TASK TO CARRY OUT
Print the full listing exactly.

DATA IN THIS EXERCISE
· · · · · · ·

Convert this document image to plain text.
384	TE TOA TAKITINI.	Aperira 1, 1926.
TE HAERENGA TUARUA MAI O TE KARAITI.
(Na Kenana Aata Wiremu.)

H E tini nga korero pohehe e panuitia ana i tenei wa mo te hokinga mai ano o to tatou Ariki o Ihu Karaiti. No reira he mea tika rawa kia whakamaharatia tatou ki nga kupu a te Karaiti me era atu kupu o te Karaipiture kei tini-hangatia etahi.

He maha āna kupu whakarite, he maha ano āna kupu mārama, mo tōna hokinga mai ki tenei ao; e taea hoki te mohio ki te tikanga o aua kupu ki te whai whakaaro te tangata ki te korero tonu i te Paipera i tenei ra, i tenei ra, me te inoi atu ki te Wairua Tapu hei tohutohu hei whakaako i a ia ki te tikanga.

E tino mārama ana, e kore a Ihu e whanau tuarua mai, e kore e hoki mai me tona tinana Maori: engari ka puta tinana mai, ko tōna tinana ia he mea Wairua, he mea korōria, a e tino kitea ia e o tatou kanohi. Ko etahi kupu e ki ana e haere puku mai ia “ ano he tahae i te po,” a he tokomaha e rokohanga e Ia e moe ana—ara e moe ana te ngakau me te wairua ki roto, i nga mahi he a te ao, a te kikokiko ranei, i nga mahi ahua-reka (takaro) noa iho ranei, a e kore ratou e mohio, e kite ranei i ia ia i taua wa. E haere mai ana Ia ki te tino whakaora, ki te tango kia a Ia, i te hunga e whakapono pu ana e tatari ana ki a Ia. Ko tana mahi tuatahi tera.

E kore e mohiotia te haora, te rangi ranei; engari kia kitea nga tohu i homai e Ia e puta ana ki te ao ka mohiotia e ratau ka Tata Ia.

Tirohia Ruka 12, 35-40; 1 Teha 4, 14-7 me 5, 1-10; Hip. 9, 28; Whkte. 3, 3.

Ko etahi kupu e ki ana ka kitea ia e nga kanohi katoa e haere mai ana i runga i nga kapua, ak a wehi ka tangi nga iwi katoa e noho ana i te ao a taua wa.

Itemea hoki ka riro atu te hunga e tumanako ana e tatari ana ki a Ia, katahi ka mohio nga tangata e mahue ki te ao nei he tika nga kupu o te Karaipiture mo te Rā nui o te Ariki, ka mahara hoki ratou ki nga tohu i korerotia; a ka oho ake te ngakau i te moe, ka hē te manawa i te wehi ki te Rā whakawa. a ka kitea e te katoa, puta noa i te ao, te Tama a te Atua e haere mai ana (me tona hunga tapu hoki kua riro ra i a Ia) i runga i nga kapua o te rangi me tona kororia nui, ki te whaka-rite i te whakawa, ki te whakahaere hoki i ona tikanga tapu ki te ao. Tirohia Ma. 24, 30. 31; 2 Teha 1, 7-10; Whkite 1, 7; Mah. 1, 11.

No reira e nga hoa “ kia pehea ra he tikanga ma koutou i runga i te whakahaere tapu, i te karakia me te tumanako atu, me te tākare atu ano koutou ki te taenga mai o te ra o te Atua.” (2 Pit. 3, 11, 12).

· · · · · · ·

EXERCISE SOLUTION
Convert this document image to plain text.
384	TE TOA TAKITINI.	Aperira 1, 1926.
TE HAERENGA TUARUA MAI O TE KARAITI.
(Na Kenana Aata Wiremu.)

H E tini nga korero pohehe e panuitia ana i tenei wa mo te hokinga mai ano o to tatou Ariki o Ihu Karaiti. No reira he mea tika rawa kia whakamaharatia tatou ki nga kupu a te Karaiti me era atu kupu o te Karaipiture kei tini-hangatia etahi.

He maha āna kupu whakarite, he maha ano āna kupu mārama, mo tōna hokinga mai ki tenei ao; e taea hoki te mohio ki te tikanga o aua kupu ki te whai whakaaro te tangata ki te korero tonu i te Paipera i tenei ra, i tenei ra, me te inoi atu ki te Wairua Tapu hei tohutohu hei whakaako i a ia ki te tikanga.

E tino mārama ana, e kore a Ihu e whanau tuarua mai, e kore e hoki mai me tona tinana Maori: engari ka puta tinana mai, ko tōna tinana ia he mea Wairua, he mea korōria, a e tino kitea ia e o tatou kanohi. Ko etahi kupu e ki ana e haere puku mai ia “ ano he tahae i te po,” a he tokomaha e rokohanga e Ia e moe ana—ara e moe ana te ngakau me te wairua ki roto, i nga mahi he a te ao, a te kikokiko ranei, i nga mahi ahua-reka (takaro) noa iho ranei, a e kore ratou e mohio, e kite ranei i ia ia i taua wa. E haere mai ana Ia ki te tino whakaora, ki te tango kia a Ia, i te hunga e whakapono pu ana e tatari ana ki a Ia. Ko tana mahi tuatahi tera.

E kore e mohiotia te haora, te rangi ranei; engari kia kitea nga tohu i homai e Ia e puta ana ki te ao ka mohiotia e ratau ka Tata Ia.

Tirohia Ruka 12, 35-40; 1 Teha 4, 14-7 me 5, 1-10; Hip. 9, 28; Whkte. 3, 3.

Ko etahi kupu e ki ana ka kitea ia e nga kanohi katoa e haere mai ana i runga i nga kapua, ak a wehi ka tangi nga iwi katoa e noho ana i te ao a taua wa.

Itemea hoki ka riro atu te hunga e tumanako ana e tatari ana ki a Ia, katahi ka mohio nga tangata e mahue ki te ao nei he tika nga kupu o te Karaipiture mo te Rā nui o te Ariki, ka mahara hoki ratou ki nga tohu i korerotia; a ka oho ake te ngakau i te moe, ka hē te manawa i te wehi ki te Rā whakawa. a ka kitea e te katoa, puta noa i te ao, te Tama a te Atua e haere mai ana (me tona hunga tapu hoki kua riro ra i a Ia) i runga i nga kapua o te rangi me tona kororia nui, ki te whaka-rite i te whakawa, ki te whakahaere hoki i ona tikanga tapu ki te ao. Tirohia Ma. 24, 30. 31; 2 Teha 1, 7-10; Whkite 1, 7; Mah. 1, 11.

No reira e nga hoa “ kia pehea ra he tikanga ma koutou i runga i te whakahaere tapu, i te karakia me te tumanako atu, me te tākare atu ano koutou ki te taenga mai o te ra o te Atua.” (2 Pit. 3, 11, 12).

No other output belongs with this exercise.